Selected text:
........
Just as I assume that most, if not all, of you reading this blog already subscribe to PW’s "Children’s Bookshelf," I assume that most of you reading this blog already subscribe to "Notes from the Horn Book," the Horn Book‘s monthly electronic newsletter. If not, I recommend subscribing (for free!) right now. I’m a big fan of material presented in a clean, well-organized, easy-to-parse way, and like the oatmeal in Baby Bear’s bowl, this one’s "just right."
For the August issue, Roger Sutton asked several writer friends (and one editor — the amazing Virginia Duncan) what they’re currently reading "for their off-the-clock summer reading." I really enjoyed their responses, and that got me wondering what books OTHER folks currently have on their bedside tables (or in their totebags, on their beach chairs, etc.), now that it’s summer when (theoretically) people are finding more time to read. (Would that that were so for me!)
........
Source data:
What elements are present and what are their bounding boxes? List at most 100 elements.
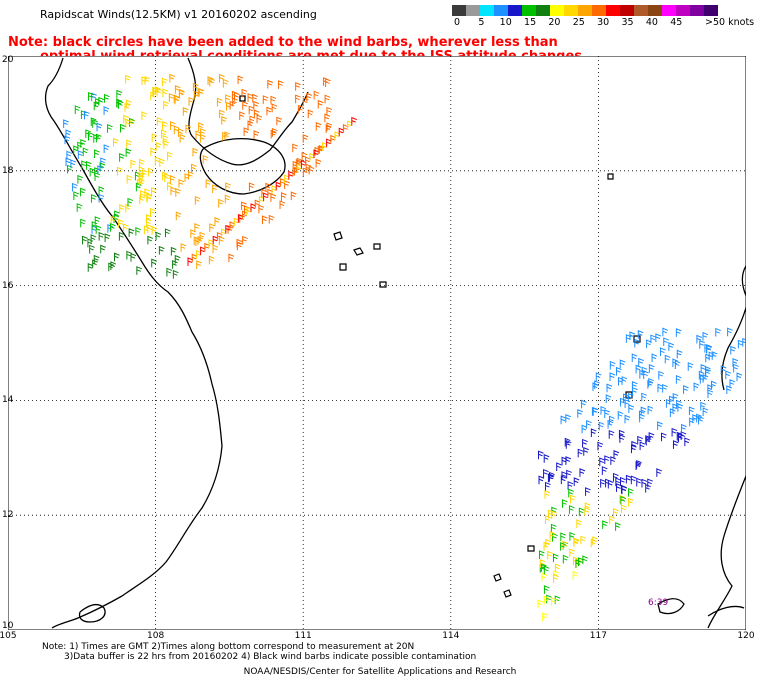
........
Prompt 1: In the blog post about the Horn Book newsletter, whom did Roger Sutton ask about their off-the-clock summer reading for the August issue?
Prompt 2: Summarize the blog post about the Horn Book newsletter in two sentences.
Prompt 3: Carry on the blog post about the Horn Book newsletter from its last sentence.

Exercise answer 1: He asked several writer friends and one editor, Virginia Duncan.

Exercise answer 2: The writer recommends subscribing for free to "Notes from the Horn Book," the Horn Book's monthly electronic newsletter, praising it as clean, well-organized and easy to parse. After enjoying the August issue, in which Roger Sutton asked several writer friends and one editor what they were reading this summer, the writer began wondering what books other people currently have at hand.

Exercise answer 3:
Today I’m inviting booksellers, librarians, and teachers to chime in with their answers to this question. Tomorrow, it’ll be the authors’ and illustrators’ turn. Wednesday, all you folks in the publishing world get to give your answers.
I’ll go first, to get the ball rolling: As I’ve already confessed to being a serial monogamist when it comes to reading, I’ve got just one book to share. I’m about halfway through A Thousand Never Evers by Shana Burg (Random House, June 2008), which I am very much enjoying! I had the great pleasure of meeting Shana at a Random House dinner in Boston last week, and she’s just as personable (and likeable) as the characters in this, her first novel. I’ll say more about the book once I’ve finished it. (Perhaps when I finally write reviews on ALL the books I’ve been reading lately and failing to write about here! Oy!)
Now, fellow booksellers, librarians, and teachers? It’s your turn.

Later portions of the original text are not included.